PROBLEM STATEMENT: Copy each line of the entries that contains the word "degrees".

--- --- ---

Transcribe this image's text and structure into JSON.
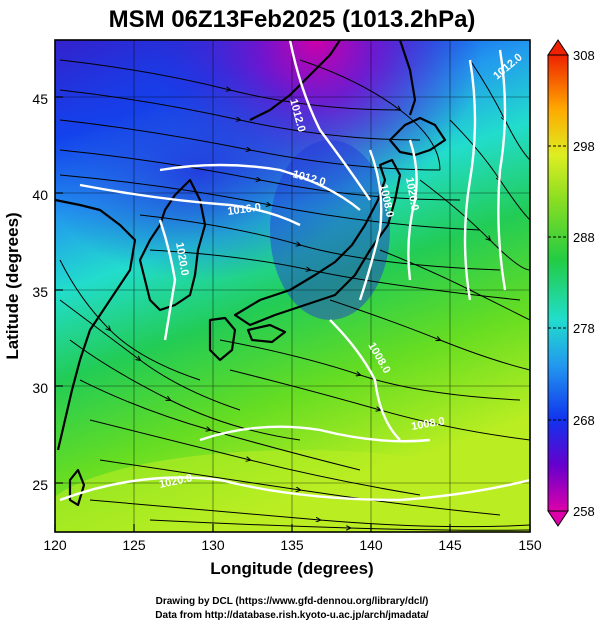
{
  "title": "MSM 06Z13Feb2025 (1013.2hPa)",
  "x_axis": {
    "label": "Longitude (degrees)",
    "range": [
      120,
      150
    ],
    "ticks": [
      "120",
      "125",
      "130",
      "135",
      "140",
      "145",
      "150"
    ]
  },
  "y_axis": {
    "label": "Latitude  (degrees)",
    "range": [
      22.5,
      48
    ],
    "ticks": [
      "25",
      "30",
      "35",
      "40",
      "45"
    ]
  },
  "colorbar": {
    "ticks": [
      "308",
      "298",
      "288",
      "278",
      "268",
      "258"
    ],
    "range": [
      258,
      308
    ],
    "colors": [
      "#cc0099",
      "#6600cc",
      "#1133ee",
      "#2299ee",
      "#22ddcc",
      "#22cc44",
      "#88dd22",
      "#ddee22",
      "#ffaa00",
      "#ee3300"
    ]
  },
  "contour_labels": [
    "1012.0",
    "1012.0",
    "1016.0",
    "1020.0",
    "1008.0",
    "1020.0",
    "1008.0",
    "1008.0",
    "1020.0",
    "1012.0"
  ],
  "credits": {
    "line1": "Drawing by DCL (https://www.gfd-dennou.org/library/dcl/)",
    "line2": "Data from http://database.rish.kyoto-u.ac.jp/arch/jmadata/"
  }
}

--- --- ---

FINAL ANSWER:
    "label": "Longitude (degrees)",
    "label": "Latitude  (degrees)",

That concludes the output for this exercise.